-- Begin Material shown --

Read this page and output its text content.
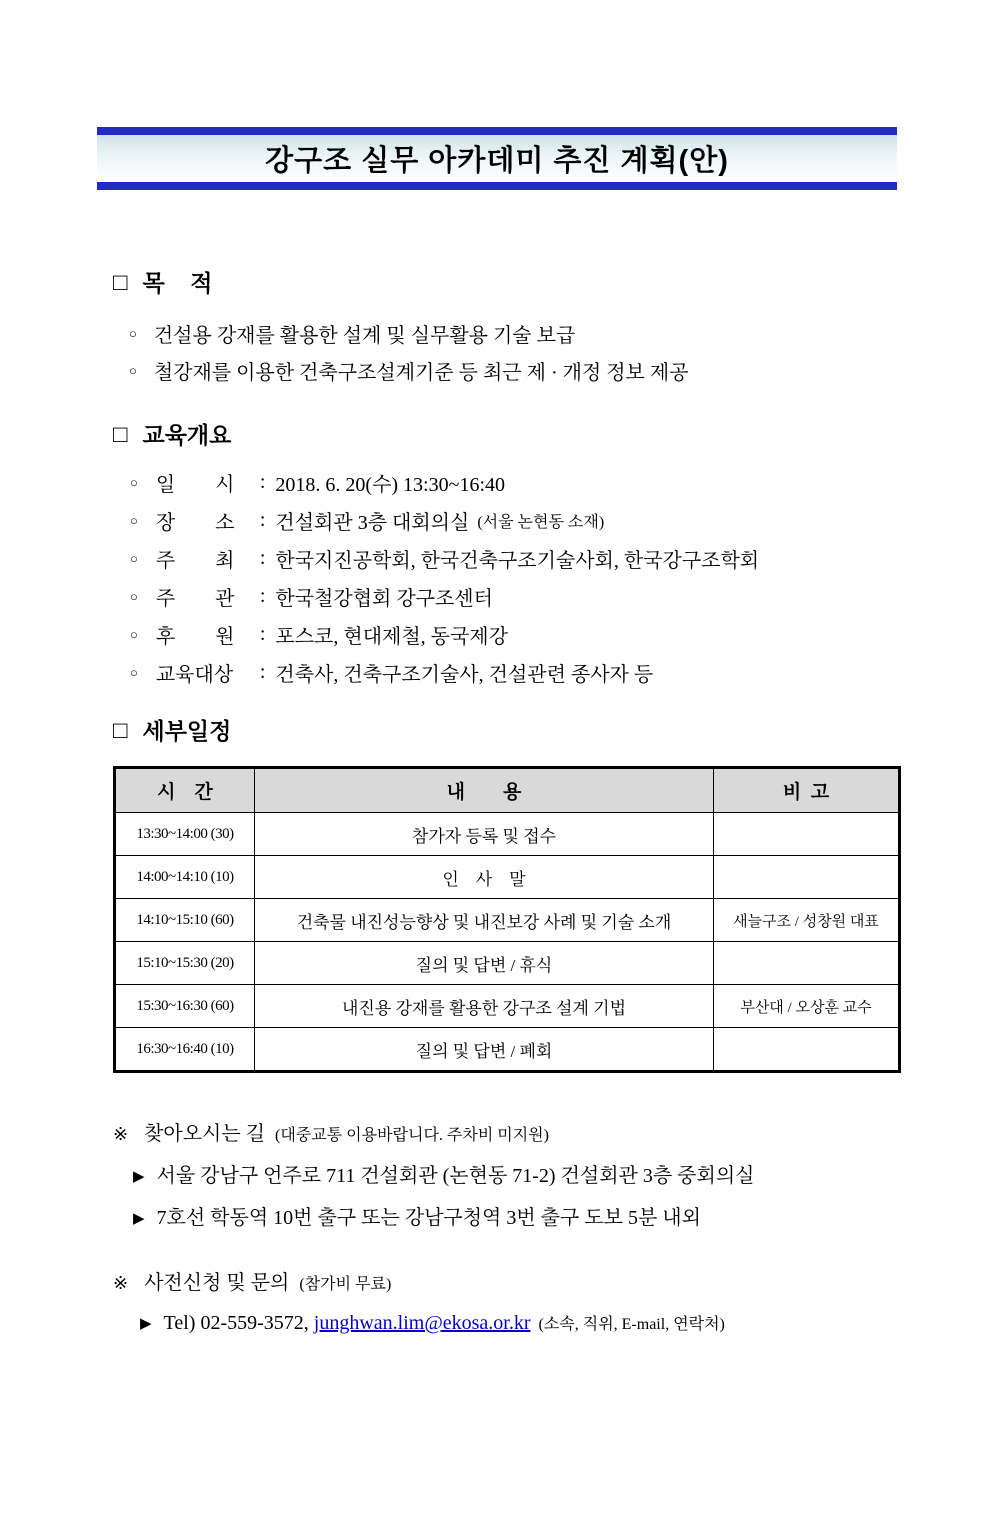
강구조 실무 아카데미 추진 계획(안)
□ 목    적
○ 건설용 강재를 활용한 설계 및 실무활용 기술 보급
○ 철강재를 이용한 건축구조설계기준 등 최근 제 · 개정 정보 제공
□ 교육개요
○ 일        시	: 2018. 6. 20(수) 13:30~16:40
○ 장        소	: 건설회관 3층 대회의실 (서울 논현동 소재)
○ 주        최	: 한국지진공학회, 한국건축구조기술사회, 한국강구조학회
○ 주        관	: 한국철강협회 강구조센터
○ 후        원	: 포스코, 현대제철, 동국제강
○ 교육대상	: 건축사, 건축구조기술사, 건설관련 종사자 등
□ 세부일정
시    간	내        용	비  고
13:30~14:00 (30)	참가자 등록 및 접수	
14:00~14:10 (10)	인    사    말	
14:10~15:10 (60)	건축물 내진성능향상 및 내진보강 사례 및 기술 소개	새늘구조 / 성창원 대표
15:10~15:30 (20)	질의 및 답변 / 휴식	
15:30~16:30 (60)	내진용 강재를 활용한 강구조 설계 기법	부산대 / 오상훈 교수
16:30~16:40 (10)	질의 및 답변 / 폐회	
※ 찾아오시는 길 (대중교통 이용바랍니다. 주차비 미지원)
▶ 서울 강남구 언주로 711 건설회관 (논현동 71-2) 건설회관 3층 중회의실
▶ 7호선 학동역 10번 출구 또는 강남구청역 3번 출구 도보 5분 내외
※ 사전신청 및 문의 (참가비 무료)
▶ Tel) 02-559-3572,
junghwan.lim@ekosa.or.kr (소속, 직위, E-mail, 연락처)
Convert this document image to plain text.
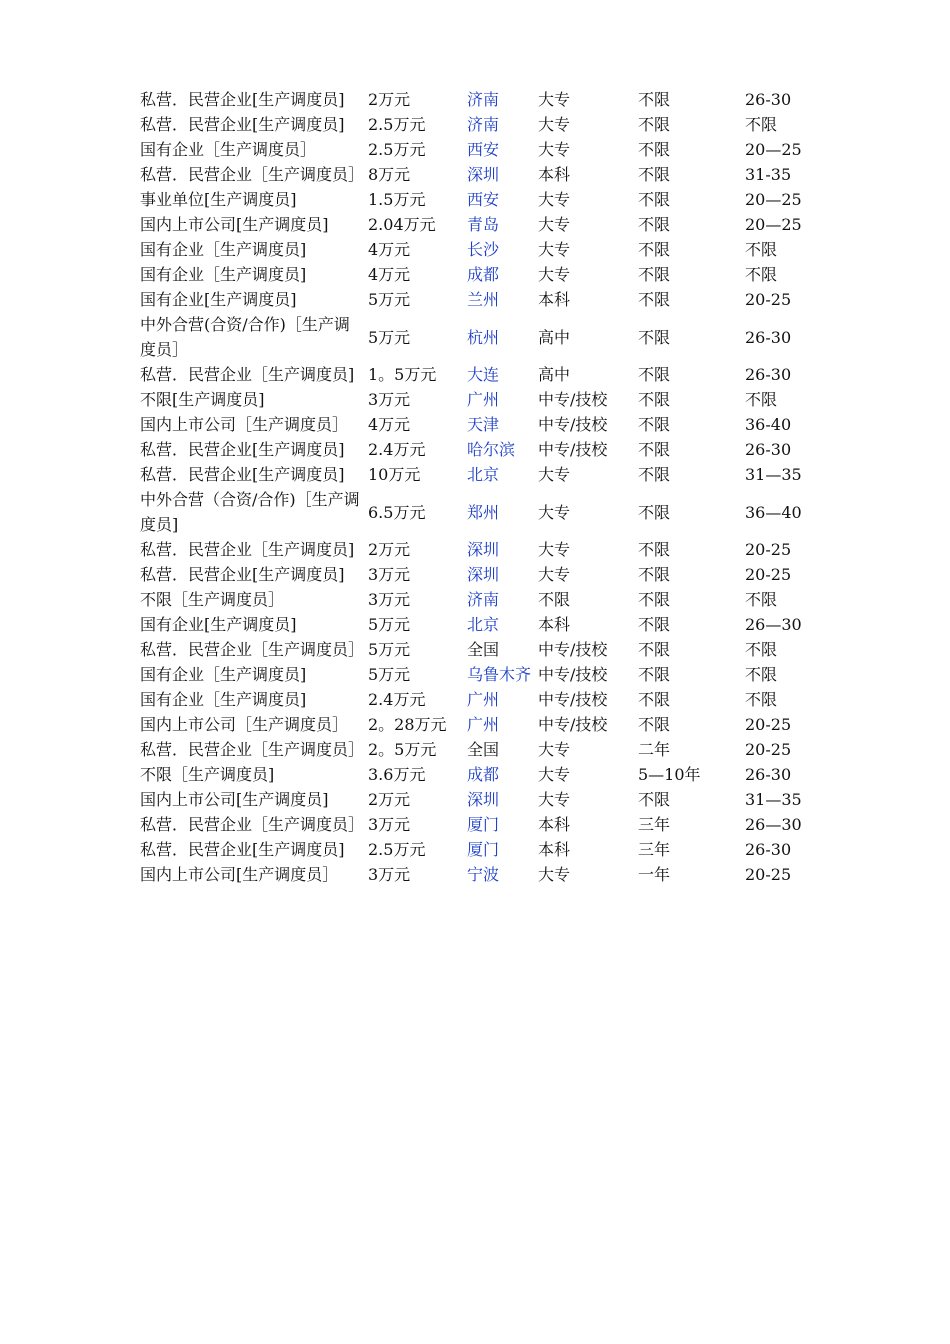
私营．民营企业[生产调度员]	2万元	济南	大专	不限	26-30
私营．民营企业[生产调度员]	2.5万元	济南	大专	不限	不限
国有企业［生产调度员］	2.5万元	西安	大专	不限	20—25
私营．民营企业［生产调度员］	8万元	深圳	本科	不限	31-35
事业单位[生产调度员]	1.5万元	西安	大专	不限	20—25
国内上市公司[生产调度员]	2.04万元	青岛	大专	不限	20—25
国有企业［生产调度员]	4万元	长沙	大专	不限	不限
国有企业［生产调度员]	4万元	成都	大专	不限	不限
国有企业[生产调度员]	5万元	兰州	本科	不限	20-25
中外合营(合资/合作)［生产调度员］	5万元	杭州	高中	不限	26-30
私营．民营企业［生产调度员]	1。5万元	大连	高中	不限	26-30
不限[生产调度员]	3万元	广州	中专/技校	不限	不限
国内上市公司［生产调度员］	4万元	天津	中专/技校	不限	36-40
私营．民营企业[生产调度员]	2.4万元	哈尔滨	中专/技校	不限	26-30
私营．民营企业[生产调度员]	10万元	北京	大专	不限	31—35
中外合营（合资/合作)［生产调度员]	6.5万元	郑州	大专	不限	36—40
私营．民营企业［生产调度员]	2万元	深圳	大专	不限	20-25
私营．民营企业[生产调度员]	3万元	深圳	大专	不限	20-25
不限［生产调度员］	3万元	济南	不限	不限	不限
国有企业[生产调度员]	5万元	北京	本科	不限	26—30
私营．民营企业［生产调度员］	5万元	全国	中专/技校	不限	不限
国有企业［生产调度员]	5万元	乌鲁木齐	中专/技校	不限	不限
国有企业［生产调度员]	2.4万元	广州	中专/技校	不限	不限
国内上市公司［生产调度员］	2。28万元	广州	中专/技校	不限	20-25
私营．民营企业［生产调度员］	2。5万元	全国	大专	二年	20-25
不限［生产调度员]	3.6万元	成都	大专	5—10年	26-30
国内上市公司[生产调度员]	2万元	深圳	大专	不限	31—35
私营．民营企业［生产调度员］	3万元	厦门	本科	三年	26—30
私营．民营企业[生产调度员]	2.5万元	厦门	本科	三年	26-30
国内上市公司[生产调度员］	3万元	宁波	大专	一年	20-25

-- End Material shown --

## [Stated task]
Starting from the line where "Convert this document image to plain text." appears, copy every line through the end of the material, both ends included, but no pictures.

## [The answer]
Convert this document image to plain text.
私营．民营企业[生产调度员]	2万元	济南	大专	不限	26-30
私营．民营企业[生产调度员]	2.5万元	济南	大专	不限	不限
国有企业［生产调度员］	2.5万元	西安	大专	不限	20—25
私营．民营企业［生产调度员］	8万元	深圳	本科	不限	31-35
事业单位[生产调度员]	1.5万元	西安	大专	不限	20—25
国内上市公司[生产调度员]	2.04万元	青岛	大专	不限	20—25
国有企业［生产调度员]	4万元	长沙	大专	不限	不限
国有企业［生产调度员]	4万元	成都	大专	不限	不限
国有企业[生产调度员]	5万元	兰州	本科	不限	20-25
中外合营(合资/合作)［生产调度员］	5万元	杭州	高中	不限	26-30
私营．民营企业［生产调度员]	1。5万元	大连	高中	不限	26-30
不限[生产调度员]	3万元	广州	中专/技校	不限	不限
国内上市公司［生产调度员］	4万元	天津	中专/技校	不限	36-40
私营．民营企业[生产调度员]	2.4万元	哈尔滨	中专/技校	不限	26-30
私营．民营企业[生产调度员]	10万元	北京	大专	不限	31—35
中外合营（合资/合作)［生产调度员]	6.5万元	郑州	大专	不限	36—40
私营．民营企业［生产调度员]	2万元	深圳	大专	不限	20-25
私营．民营企业[生产调度员]	3万元	深圳	大专	不限	20-25
不限［生产调度员］	3万元	济南	不限	不限	不限
国有企业[生产调度员]	5万元	北京	本科	不限	26—30
私营．民营企业［生产调度员］	5万元	全国	中专/技校	不限	不限
国有企业［生产调度员]	5万元	乌鲁木齐	中专/技校	不限	不限
国有企业［生产调度员]	2.4万元	广州	中专/技校	不限	不限
国内上市公司［生产调度员］	2。28万元	广州	中专/技校	不限	20-25
私营．民营企业［生产调度员］	2。5万元	全国	大专	二年	20-25
不限［生产调度员]	3.6万元	成都	大专	5—10年	26-30
国内上市公司[生产调度员]	2万元	深圳	大专	不限	31—35
私营．民营企业［生产调度员］	3万元	厦门	本科	三年	26—30
私营．民营企业[生产调度员]	2.5万元	厦门	本科	三年	26-30
国内上市公司[生产调度员］	3万元	宁波	大专	一年	20-25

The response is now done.